● **YOUR INSTRUCTIONS**
Could you copy every line from the material below in which "SRMTID" appears?

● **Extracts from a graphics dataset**
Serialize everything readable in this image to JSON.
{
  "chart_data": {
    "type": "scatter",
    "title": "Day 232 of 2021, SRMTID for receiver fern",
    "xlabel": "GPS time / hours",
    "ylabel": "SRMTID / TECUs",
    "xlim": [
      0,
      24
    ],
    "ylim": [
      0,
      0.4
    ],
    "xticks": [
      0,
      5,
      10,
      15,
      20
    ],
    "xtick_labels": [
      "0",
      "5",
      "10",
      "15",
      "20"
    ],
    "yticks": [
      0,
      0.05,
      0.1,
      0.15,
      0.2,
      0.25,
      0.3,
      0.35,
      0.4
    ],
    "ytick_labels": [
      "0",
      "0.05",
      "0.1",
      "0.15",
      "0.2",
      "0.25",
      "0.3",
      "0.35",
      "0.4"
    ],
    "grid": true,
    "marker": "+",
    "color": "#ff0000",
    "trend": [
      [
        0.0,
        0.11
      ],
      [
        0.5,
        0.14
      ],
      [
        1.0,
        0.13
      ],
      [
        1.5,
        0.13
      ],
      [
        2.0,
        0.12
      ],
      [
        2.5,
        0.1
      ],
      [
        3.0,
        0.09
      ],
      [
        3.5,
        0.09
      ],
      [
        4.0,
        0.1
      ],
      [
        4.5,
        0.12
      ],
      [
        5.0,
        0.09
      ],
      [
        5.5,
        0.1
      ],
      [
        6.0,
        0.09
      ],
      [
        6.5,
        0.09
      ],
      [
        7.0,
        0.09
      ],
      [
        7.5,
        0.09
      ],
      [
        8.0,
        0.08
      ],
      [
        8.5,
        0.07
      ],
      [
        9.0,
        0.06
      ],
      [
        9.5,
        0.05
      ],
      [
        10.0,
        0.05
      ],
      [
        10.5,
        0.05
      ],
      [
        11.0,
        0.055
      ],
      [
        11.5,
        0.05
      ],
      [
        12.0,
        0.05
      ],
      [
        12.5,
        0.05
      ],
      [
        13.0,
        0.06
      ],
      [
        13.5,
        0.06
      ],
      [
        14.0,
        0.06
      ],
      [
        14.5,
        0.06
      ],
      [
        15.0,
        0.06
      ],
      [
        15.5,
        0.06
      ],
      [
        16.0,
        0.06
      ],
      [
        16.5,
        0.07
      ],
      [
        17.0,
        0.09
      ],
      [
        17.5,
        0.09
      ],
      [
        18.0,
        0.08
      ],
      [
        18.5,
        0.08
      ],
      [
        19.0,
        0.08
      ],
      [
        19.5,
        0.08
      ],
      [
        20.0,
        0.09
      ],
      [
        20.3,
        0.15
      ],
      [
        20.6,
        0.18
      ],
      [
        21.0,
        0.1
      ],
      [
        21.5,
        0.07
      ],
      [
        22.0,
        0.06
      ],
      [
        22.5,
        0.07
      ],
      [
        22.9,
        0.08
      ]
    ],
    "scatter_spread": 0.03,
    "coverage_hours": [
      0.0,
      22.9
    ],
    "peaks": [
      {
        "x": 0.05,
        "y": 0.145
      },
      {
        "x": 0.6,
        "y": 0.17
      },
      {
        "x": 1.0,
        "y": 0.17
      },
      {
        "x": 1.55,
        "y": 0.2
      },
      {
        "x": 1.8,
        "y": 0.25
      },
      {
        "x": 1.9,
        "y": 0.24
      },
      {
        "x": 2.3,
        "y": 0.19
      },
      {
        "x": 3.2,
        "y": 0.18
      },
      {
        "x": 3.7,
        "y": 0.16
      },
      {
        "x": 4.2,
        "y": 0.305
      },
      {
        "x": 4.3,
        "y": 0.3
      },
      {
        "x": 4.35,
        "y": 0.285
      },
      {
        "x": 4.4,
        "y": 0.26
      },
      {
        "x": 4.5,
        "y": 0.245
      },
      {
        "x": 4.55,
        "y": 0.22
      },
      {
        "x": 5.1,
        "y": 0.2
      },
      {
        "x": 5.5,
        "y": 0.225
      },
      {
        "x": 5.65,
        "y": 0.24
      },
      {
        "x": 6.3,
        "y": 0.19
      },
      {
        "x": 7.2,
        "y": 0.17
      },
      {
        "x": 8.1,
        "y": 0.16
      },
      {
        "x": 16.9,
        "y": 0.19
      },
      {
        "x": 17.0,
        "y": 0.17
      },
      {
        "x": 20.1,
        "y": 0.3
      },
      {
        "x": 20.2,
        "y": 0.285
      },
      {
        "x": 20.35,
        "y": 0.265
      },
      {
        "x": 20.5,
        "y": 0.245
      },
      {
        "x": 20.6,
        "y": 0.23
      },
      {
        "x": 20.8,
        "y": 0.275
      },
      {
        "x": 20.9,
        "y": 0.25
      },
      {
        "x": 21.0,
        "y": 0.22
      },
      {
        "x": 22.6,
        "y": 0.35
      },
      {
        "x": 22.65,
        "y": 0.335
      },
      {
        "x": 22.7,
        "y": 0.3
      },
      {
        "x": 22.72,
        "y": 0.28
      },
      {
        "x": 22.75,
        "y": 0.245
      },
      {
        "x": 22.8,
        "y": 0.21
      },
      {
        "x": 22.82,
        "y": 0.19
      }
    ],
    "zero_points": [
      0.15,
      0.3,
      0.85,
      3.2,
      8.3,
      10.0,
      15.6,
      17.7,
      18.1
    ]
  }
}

● **THE COMPLETED TASK**
    "title": "Day 232 of 2021, SRMTID for receiver fern",
    "ylabel": "SRMTID / TECUs",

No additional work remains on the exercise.